Aim: Extract every line of the material that holds the string "screenshot".

(Stored entries)
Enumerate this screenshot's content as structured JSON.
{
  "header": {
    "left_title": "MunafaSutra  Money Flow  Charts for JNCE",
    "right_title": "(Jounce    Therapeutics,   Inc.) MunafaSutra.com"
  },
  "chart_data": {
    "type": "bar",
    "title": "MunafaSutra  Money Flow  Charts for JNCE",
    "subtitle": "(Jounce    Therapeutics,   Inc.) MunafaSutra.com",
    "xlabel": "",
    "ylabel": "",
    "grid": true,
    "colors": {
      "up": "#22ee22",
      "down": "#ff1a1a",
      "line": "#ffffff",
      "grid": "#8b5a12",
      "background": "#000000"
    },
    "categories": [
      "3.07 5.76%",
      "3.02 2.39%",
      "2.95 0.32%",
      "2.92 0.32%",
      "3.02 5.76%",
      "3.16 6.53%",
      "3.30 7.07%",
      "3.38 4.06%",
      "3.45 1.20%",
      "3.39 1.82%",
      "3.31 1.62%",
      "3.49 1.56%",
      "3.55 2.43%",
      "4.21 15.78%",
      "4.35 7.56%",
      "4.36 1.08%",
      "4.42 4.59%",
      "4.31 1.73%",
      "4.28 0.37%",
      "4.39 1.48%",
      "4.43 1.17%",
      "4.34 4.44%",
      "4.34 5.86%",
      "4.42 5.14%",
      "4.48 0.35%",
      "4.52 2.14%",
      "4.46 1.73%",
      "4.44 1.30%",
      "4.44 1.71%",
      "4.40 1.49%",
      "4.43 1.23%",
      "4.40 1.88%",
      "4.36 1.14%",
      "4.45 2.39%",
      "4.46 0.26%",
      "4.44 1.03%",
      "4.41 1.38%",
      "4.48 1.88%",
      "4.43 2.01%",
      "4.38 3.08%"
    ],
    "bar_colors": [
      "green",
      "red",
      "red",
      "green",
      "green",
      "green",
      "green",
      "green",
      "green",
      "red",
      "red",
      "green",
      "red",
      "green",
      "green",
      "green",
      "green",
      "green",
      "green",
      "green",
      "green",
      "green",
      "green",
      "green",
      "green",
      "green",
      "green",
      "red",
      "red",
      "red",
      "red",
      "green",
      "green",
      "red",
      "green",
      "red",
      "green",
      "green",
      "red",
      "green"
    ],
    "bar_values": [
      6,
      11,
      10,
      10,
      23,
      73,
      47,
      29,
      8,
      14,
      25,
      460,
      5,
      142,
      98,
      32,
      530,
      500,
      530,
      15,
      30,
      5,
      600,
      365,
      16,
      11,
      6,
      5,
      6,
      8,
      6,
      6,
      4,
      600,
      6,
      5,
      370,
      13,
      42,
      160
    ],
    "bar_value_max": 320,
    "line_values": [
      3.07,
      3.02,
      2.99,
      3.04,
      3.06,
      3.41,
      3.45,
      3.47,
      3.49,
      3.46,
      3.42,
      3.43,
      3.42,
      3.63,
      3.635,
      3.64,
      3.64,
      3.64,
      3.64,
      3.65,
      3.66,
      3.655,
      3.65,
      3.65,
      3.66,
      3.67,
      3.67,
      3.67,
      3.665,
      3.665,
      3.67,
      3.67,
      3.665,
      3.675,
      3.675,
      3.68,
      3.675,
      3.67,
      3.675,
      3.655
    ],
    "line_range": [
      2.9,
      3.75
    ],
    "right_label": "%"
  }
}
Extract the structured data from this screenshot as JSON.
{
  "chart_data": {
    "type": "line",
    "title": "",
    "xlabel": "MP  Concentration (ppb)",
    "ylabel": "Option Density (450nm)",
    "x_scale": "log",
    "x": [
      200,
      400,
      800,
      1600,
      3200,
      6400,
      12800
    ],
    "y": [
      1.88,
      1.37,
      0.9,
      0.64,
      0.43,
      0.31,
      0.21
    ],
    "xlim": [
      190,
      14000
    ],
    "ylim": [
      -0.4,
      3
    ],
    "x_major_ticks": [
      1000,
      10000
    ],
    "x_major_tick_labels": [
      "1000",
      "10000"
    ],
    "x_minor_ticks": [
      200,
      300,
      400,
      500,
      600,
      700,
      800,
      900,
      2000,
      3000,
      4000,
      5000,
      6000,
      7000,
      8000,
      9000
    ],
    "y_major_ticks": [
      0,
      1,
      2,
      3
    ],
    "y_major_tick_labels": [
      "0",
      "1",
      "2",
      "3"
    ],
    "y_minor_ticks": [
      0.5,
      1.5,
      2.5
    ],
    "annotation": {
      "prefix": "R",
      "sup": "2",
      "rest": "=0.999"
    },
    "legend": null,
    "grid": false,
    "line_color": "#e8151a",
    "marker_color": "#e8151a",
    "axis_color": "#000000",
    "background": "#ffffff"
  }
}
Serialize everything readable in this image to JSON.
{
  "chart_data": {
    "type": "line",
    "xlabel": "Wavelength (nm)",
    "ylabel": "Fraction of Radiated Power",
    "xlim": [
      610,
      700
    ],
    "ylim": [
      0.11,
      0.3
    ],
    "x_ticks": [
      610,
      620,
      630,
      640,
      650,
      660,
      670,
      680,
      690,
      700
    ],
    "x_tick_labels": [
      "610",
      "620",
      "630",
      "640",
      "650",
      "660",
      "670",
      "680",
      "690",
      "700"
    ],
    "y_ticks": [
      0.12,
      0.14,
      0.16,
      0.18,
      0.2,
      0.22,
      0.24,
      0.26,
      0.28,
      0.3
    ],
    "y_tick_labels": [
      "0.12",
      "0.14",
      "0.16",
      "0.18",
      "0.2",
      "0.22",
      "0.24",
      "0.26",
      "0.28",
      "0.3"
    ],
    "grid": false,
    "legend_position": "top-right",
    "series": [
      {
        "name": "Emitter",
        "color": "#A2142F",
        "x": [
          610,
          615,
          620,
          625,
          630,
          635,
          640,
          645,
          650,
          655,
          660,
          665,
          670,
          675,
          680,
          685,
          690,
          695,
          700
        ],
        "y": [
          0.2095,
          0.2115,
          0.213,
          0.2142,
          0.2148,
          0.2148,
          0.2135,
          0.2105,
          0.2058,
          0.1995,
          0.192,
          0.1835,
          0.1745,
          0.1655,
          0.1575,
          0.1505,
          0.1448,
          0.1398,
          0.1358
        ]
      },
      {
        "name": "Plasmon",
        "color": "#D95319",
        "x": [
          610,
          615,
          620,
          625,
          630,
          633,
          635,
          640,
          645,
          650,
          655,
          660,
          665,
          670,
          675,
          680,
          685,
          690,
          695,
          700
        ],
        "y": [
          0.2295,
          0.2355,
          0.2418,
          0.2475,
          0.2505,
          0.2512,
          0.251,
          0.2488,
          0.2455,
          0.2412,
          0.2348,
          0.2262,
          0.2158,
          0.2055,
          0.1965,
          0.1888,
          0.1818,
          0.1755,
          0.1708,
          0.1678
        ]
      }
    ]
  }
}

Task result:
Enumerate this screenshot's content as structured JSON.
Extract the structured data from this screenshot as JSON.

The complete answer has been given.